**What the task asks**
Find all lines in the records that include the word "this", and copy them out.

**Data lines**
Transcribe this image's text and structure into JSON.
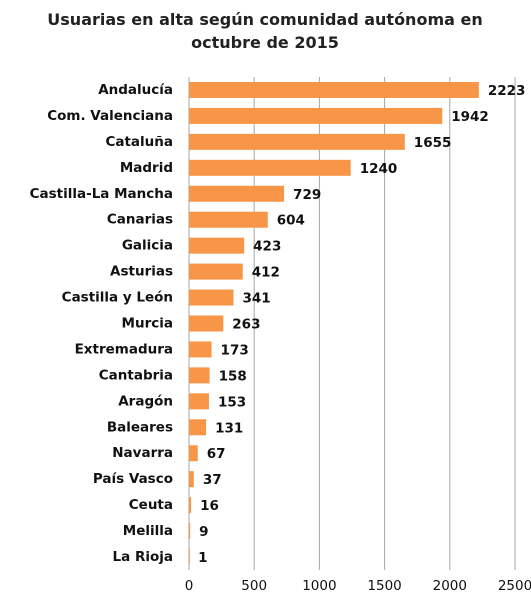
{
  "chart_data": {
    "type": "bar",
    "orientation": "horizontal",
    "title": "Usuarias en alta según comunidad autónoma en octubre de 2015",
    "categories": [
      "Andalucía",
      "Com. Valenciana",
      "Cataluña",
      "Madrid",
      "Castilla-La Mancha",
      "Canarias",
      "Galicia",
      "Asturias",
      "Castilla y León",
      "Murcia",
      "Extremadura",
      "Cantabria",
      "Aragón",
      "Baleares",
      "Navarra",
      "País Vasco",
      "Ceuta",
      "Melilla",
      "La Rioja"
    ],
    "values": [
      2223,
      1942,
      1655,
      1240,
      729,
      604,
      423,
      412,
      341,
      263,
      173,
      158,
      153,
      131,
      67,
      37,
      16,
      9,
      1
    ],
    "color": "#f79646",
    "xlim": [
      0,
      2500
    ],
    "xticks": [
      0,
      500,
      1000,
      1500,
      2000,
      2500
    ],
    "grid": true
  }
}
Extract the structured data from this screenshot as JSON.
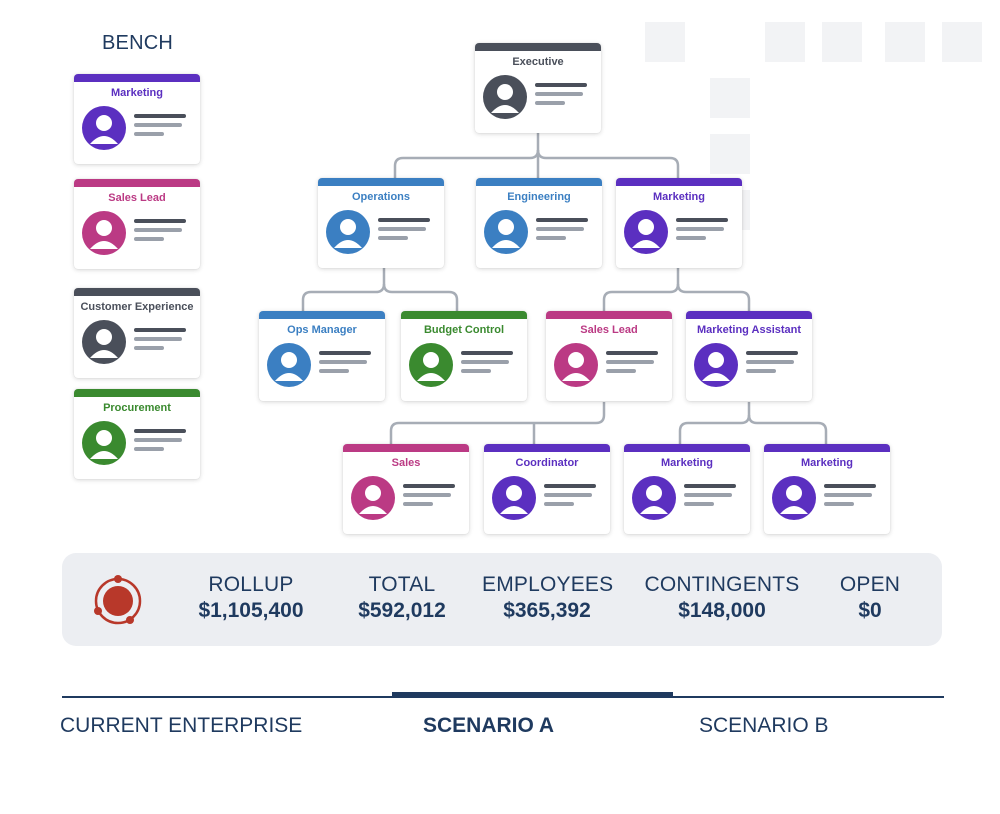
{
  "colors": {
    "purple": "#5b2fc0",
    "magenta": "#bb3a84",
    "blue": "#3b7fc2",
    "green": "#3a8a2f",
    "dark": "#4a4f5a",
    "navy": "#1f3a5f",
    "accent_red": "#b8382a"
  },
  "bench": {
    "title": "BENCH",
    "cards": [
      {
        "label": "Marketing",
        "color": "#5b2fc0"
      },
      {
        "label": "Sales Lead",
        "color": "#bb3a84"
      },
      {
        "label": "Customer Experience",
        "color": "#4a4f5a"
      },
      {
        "label": "Procurement",
        "color": "#3a8a2f"
      }
    ]
  },
  "org": {
    "executive": {
      "label": "Executive",
      "color": "#4a4f5a"
    },
    "level1": [
      {
        "label": "Operations",
        "color": "#3b7fc2"
      },
      {
        "label": "Engineering",
        "color": "#3b7fc2"
      },
      {
        "label": "Marketing",
        "color": "#5b2fc0"
      }
    ],
    "level2": [
      {
        "label": "Ops Manager",
        "color": "#3b7fc2"
      },
      {
        "label": "Budget Control",
        "color": "#3a8a2f"
      },
      {
        "label": "Sales Lead",
        "color": "#bb3a84"
      },
      {
        "label": "Marketing Assistant",
        "color": "#5b2fc0"
      }
    ],
    "level3": [
      {
        "label": "Sales",
        "color": "#bb3a84"
      },
      {
        "label": "Coordinator",
        "color": "#5b2fc0"
      },
      {
        "label": "Marketing",
        "color": "#5b2fc0"
      },
      {
        "label": "Marketing",
        "color": "#5b2fc0"
      }
    ]
  },
  "summary": {
    "icon": "budget-rollup-icon",
    "metrics": [
      {
        "label": "ROLLUP",
        "value": "$1,105,400"
      },
      {
        "label": "TOTAL",
        "value": "$592,012"
      },
      {
        "label": "EMPLOYEES",
        "value": "$365,392"
      },
      {
        "label": "CONTINGENTS",
        "value": "$148,000"
      },
      {
        "label": "OPEN",
        "value": "$0"
      }
    ]
  },
  "tabs": [
    {
      "label": "CURRENT ENTERPRISE",
      "active": false
    },
    {
      "label": "SCENARIO A",
      "active": true
    },
    {
      "label": "SCENARIO B",
      "active": false
    }
  ]
}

**Correct output**
Transcribe this image's text and structure into JSON.
Extract the structured data from this screenshot as JSON.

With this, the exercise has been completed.